Copy out the listing from the line with "FancyBboxPatch shape: [335, 144, 349, 154]" to the line with "FancyBboxPatch shape: [431, 250, 447, 261]", swapping "Circle" for "Ellipse" wherever it occurs and changing nothing else. Give only those lines.

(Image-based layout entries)
-- START --
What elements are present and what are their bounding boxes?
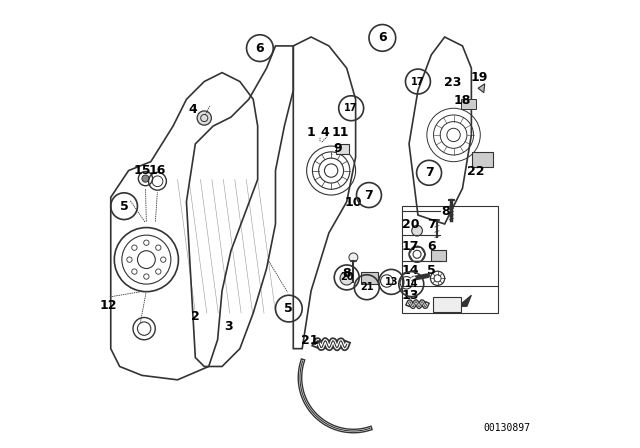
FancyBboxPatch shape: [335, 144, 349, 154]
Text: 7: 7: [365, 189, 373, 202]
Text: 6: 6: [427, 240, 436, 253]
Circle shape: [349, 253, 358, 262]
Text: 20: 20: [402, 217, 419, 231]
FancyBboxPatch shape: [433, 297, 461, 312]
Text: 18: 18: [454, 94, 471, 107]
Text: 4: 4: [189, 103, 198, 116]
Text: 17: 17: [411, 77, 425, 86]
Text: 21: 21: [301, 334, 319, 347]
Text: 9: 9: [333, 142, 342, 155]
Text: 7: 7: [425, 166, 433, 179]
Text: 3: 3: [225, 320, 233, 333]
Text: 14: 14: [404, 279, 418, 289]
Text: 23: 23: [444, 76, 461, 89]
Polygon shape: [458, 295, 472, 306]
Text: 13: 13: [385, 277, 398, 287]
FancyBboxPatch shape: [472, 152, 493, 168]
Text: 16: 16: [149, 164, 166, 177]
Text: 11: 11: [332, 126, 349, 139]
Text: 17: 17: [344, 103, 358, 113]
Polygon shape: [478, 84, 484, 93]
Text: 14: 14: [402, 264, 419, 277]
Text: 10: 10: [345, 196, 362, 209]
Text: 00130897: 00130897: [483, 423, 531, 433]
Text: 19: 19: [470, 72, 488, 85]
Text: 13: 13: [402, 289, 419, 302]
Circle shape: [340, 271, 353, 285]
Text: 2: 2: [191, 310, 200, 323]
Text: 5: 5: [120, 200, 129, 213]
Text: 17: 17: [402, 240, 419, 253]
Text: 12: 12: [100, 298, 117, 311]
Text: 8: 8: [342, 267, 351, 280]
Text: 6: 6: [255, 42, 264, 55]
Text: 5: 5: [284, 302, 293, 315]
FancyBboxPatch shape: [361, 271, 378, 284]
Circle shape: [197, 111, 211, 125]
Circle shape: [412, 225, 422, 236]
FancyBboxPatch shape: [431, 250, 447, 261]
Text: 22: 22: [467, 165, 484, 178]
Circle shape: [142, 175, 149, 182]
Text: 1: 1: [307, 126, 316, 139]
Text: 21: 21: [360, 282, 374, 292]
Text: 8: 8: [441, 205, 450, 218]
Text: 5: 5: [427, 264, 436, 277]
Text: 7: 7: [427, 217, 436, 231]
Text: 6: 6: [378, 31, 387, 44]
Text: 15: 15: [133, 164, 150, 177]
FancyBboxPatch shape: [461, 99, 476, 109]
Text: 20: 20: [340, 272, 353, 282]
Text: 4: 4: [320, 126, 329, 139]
-- END --
# Worked solution:
FancyBboxPatch shape: [335, 144, 349, 154]
Text: 7: 7: [365, 189, 373, 202]
Text: 6: 6: [427, 240, 436, 253]
Ellipse shape: [349, 253, 358, 262]
Text: 20: 20: [402, 217, 419, 231]
FancyBboxPatch shape: [433, 297, 461, 312]
Text: 18: 18: [454, 94, 471, 107]
Text: 4: 4: [189, 103, 198, 116]
Text: 17: 17: [411, 77, 425, 86]
Text: 21: 21: [301, 334, 319, 347]
Text: 9: 9: [333, 142, 342, 155]
Text: 7: 7: [425, 166, 433, 179]
Text: 3: 3: [225, 320, 233, 333]
Text: 14: 14: [404, 279, 418, 289]
Text: 23: 23: [444, 76, 461, 89]
Polygon shape: [458, 295, 472, 306]
Text: 13: 13: [385, 277, 398, 287]
FancyBboxPatch shape: [472, 152, 493, 168]
Text: 16: 16: [149, 164, 166, 177]
Text: 11: 11: [332, 126, 349, 139]
Text: 17: 17: [344, 103, 358, 113]
Polygon shape: [478, 84, 484, 93]
Text: 14: 14: [402, 264, 419, 277]
Text: 10: 10: [345, 196, 362, 209]
Text: 00130897: 00130897: [483, 423, 531, 433]
Text: 19: 19: [470, 72, 488, 85]
Text: 13: 13: [402, 289, 419, 302]
Ellipse shape: [340, 271, 353, 285]
Text: 2: 2: [191, 310, 200, 323]
Text: 5: 5: [120, 200, 129, 213]
Text: 17: 17: [402, 240, 419, 253]
Text: 12: 12: [100, 298, 117, 311]
Text: 8: 8: [342, 267, 351, 280]
Text: 6: 6: [255, 42, 264, 55]
Text: 5: 5: [284, 302, 293, 315]
FancyBboxPatch shape: [361, 271, 378, 284]
Ellipse shape: [197, 111, 211, 125]
Ellipse shape: [412, 225, 422, 236]
FancyBboxPatch shape: [431, 250, 447, 261]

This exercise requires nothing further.